Required work
If a picture appears in the records, skip it; copy everything else exactly.

══ Material provided

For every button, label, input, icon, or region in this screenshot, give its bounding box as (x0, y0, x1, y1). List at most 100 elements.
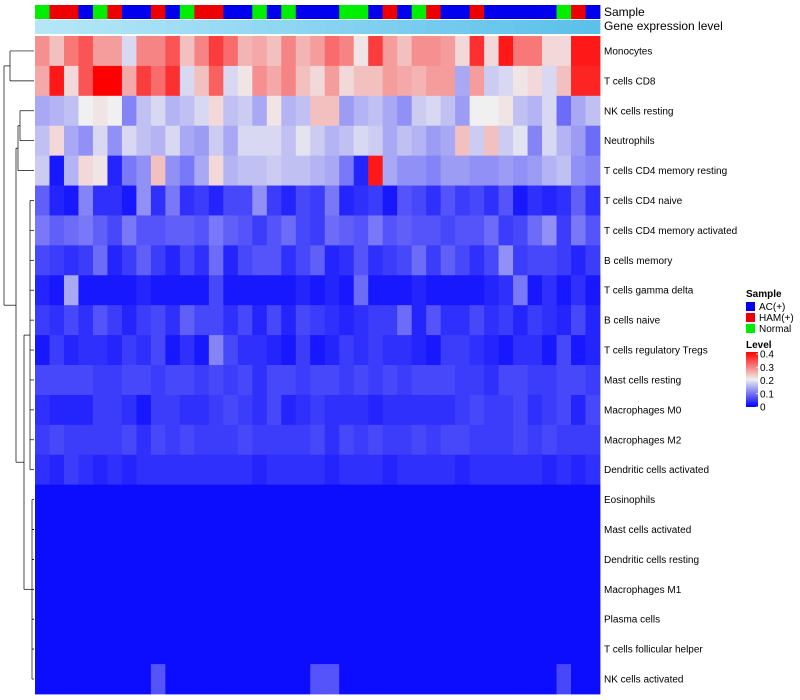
heatmap-cell (498, 185, 514, 216)
heatmap-cell (455, 514, 471, 545)
heatmap-cell (35, 335, 50, 366)
legend-level-colorbar (746, 352, 758, 407)
heatmap-cell (35, 155, 50, 186)
heatmap-cell (324, 484, 340, 515)
heatmap-cell (353, 335, 369, 366)
heatmap-cell (35, 604, 50, 635)
heatmap-cell (571, 484, 586, 515)
heatmap-cell (237, 215, 253, 246)
heatmap-cell (35, 634, 50, 665)
heatmap-cell (469, 185, 485, 216)
heatmap-cell (150, 95, 166, 127)
heatmap-cell (194, 185, 210, 216)
heatmap-cell (397, 185, 413, 216)
heatmap-cell (165, 335, 181, 366)
heatmap-cell (585, 65, 601, 97)
heatmap-cell (498, 634, 514, 665)
heatmap-cell (440, 245, 456, 276)
heatmap-cell (484, 245, 499, 276)
heatmap-cell (469, 155, 485, 186)
heatmap-cell (223, 125, 239, 157)
heatmap-cell (353, 245, 369, 276)
heatmap-cell (440, 484, 456, 515)
row-label: NK cells resting (604, 106, 673, 117)
sample-annotation-cell (542, 5, 557, 19)
heatmap-cell (237, 484, 253, 515)
heatmap-cell (310, 664, 326, 695)
heatmap-cell (121, 424, 137, 456)
gene-annotation-cell (426, 20, 442, 34)
heatmap-cell (92, 36, 108, 67)
row-label: Plasma cells (604, 615, 660, 626)
gene-annotation-cell (194, 20, 210, 34)
heatmap-cell (194, 275, 210, 306)
heatmap-cell (63, 544, 79, 575)
heatmap-cell (397, 275, 413, 306)
heatmap-cell (281, 185, 297, 216)
heatmap-cell (513, 454, 528, 486)
heatmap-cell (194, 335, 210, 366)
heatmap-cell (266, 634, 282, 665)
sample-annotation-cell (527, 5, 543, 19)
heatmap-cell (281, 484, 297, 515)
heatmap-cell (585, 634, 601, 665)
heatmap-cell (585, 394, 601, 426)
heatmap-cell (527, 335, 543, 366)
heatmap-cell (542, 155, 557, 186)
row-label: Monocytes (604, 46, 652, 57)
heatmap-cell (121, 454, 137, 486)
heatmap-cell (63, 125, 79, 157)
gene-annotation-cell (542, 20, 557, 34)
heatmap-cell (35, 95, 50, 127)
heatmap-cell (339, 215, 355, 246)
heatmap-cell (295, 155, 311, 186)
heatmap-cell (469, 335, 485, 366)
heatmap-cell (571, 65, 586, 97)
heatmap-cell (266, 514, 282, 545)
heatmap-cell (353, 514, 369, 545)
heatmap-cell (63, 634, 79, 665)
heatmap-cell (556, 484, 572, 515)
heatmap-cell (411, 365, 427, 396)
heatmap-cell (237, 544, 253, 575)
heatmap-cell (484, 514, 499, 545)
heatmap-cell (397, 125, 413, 157)
heatmap-cell (63, 275, 79, 306)
heatmap-cell (469, 215, 485, 246)
legend-level-tick-label: 0.4 (760, 350, 774, 361)
heatmap-cell (208, 424, 224, 456)
heatmap-cell (440, 65, 456, 97)
heatmap-cell (455, 275, 471, 306)
heatmap-cell (310, 155, 326, 186)
heatmap-cell (542, 634, 557, 665)
heatmap-cell (194, 604, 210, 635)
heatmap-cell (382, 335, 398, 366)
sample-annotation-cell (237, 5, 253, 19)
heatmap-cell (150, 664, 166, 695)
heatmap-cell (107, 215, 123, 246)
heatmap-cell (252, 365, 268, 396)
heatmap-cell (484, 125, 499, 157)
heatmap-cell (469, 245, 485, 276)
heatmap-cell (107, 424, 123, 456)
heatmap-cell (469, 125, 485, 157)
heatmap-cell (440, 155, 456, 186)
heatmap-cell (368, 604, 384, 635)
heatmap-cell (208, 394, 224, 426)
heatmap-cell (469, 424, 485, 456)
heatmap-cell (339, 305, 355, 336)
heatmap-cell (252, 634, 268, 665)
gene-annotation-cell (165, 20, 181, 34)
heatmap-cell (339, 514, 355, 545)
row-label: T cells follicular helper (604, 645, 703, 656)
heatmap-cell (382, 215, 398, 246)
heatmap-cell (121, 155, 137, 186)
heatmap-cell (527, 454, 543, 486)
heatmap-cell (165, 484, 181, 515)
heatmap-cell (252, 574, 268, 605)
sample-annotation-cell (121, 5, 137, 19)
heatmap-cell (121, 634, 137, 665)
heatmap-cell (281, 544, 297, 575)
heatmap-cell (455, 125, 471, 157)
gene-annotation-cell (513, 20, 528, 34)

════

Response area
For every button, label, input, icon, or region in this screenshot, give its bounding box as (x0, y0, x1, y1). List at most 100 elements.
heatmap-cell (498, 185, 514, 216)
heatmap-cell (455, 514, 471, 545)
heatmap-cell (35, 335, 50, 366)
legend-level-colorbar (746, 352, 758, 407)
heatmap-cell (35, 155, 50, 186)
heatmap-cell (324, 484, 340, 515)
heatmap-cell (353, 335, 369, 366)
heatmap-cell (35, 604, 50, 635)
heatmap-cell (571, 484, 586, 515)
heatmap-cell (237, 215, 253, 246)
heatmap-cell (35, 634, 50, 665)
heatmap-cell (469, 185, 485, 216)
heatmap-cell (150, 95, 166, 127)
heatmap-cell (194, 185, 210, 216)
heatmap-cell (397, 185, 413, 216)
heatmap-cell (165, 335, 181, 366)
heatmap-cell (585, 65, 601, 97)
heatmap-cell (498, 634, 514, 665)
heatmap-cell (440, 245, 456, 276)
heatmap-cell (484, 245, 499, 276)
heatmap-cell (469, 155, 485, 186)
heatmap-cell (223, 125, 239, 157)
heatmap-cell (353, 245, 369, 276)
heatmap-cell (440, 484, 456, 515)
row-label: NK cells resting (604, 106, 673, 117)
sample-annotation-cell (542, 5, 557, 19)
heatmap-cell (237, 484, 253, 515)
heatmap-cell (310, 664, 326, 695)
heatmap-cell (121, 424, 137, 456)
gene-annotation-cell (426, 20, 442, 34)
heatmap-cell (92, 36, 108, 67)
row-label: Plasma cells (604, 615, 660, 626)
gene-annotation-cell (194, 20, 210, 34)
heatmap-cell (194, 275, 210, 306)
heatmap-cell (63, 544, 79, 575)
heatmap-cell (397, 275, 413, 306)
heatmap-cell (281, 185, 297, 216)
heatmap-cell (513, 454, 528, 486)
heatmap-cell (194, 335, 210, 366)
heatmap-cell (266, 634, 282, 665)
sample-annotation-cell (527, 5, 543, 19)
heatmap-cell (281, 484, 297, 515)
heatmap-cell (585, 634, 601, 665)
heatmap-cell (585, 394, 601, 426)
heatmap-cell (527, 335, 543, 366)
heatmap-cell (542, 155, 557, 186)
row-label: Monocytes (604, 46, 652, 57)
heatmap-cell (121, 454, 137, 486)
heatmap-cell (63, 125, 79, 157)
gene-annotation-cell (542, 20, 557, 34)
heatmap-cell (35, 95, 50, 127)
heatmap-cell (339, 215, 355, 246)
heatmap-cell (295, 155, 311, 186)
heatmap-cell (469, 335, 485, 366)
heatmap-cell (571, 65, 586, 97)
heatmap-cell (266, 514, 282, 545)
heatmap-cell (353, 514, 369, 545)
heatmap-cell (63, 634, 79, 665)
heatmap-cell (556, 484, 572, 515)
heatmap-cell (411, 365, 427, 396)
heatmap-cell (237, 544, 253, 575)
heatmap-cell (484, 514, 499, 545)
heatmap-cell (397, 125, 413, 157)
heatmap-cell (63, 275, 79, 306)
heatmap-cell (469, 215, 485, 246)
legend-level-tick-label: 0.4 (760, 350, 774, 361)
heatmap-cell (208, 424, 224, 456)
heatmap-cell (440, 65, 456, 97)
heatmap-cell (455, 275, 471, 306)
heatmap-cell (310, 155, 326, 186)
heatmap-cell (542, 634, 557, 665)
heatmap-cell (194, 604, 210, 635)
heatmap-cell (382, 335, 398, 366)
sample-annotation-cell (237, 5, 253, 19)
heatmap-cell (150, 664, 166, 695)
heatmap-cell (107, 215, 123, 246)
heatmap-cell (252, 365, 268, 396)
heatmap-cell (484, 125, 499, 157)
heatmap-cell (469, 245, 485, 276)
heatmap-cell (107, 424, 123, 456)
heatmap-cell (469, 125, 485, 157)
heatmap-cell (440, 155, 456, 186)
heatmap-cell (368, 604, 384, 635)
heatmap-cell (208, 394, 224, 426)
heatmap-cell (469, 424, 485, 456)
heatmap-cell (339, 305, 355, 336)
heatmap-cell (252, 634, 268, 665)
gene-annotation-cell (165, 20, 181, 34)
heatmap-cell (339, 514, 355, 545)
row-label: T cells follicular helper (604, 645, 703, 656)
heatmap-cell (382, 215, 398, 246)
heatmap-cell (121, 155, 137, 186)
heatmap-cell (527, 454, 543, 486)
heatmap-cell (165, 484, 181, 515)
heatmap-cell (252, 574, 268, 605)
sample-annotation-cell (121, 5, 137, 19)
heatmap-cell (121, 634, 137, 665)
heatmap-cell (281, 544, 297, 575)
heatmap-cell (455, 125, 471, 157)
gene-annotation-cell (513, 20, 528, 34)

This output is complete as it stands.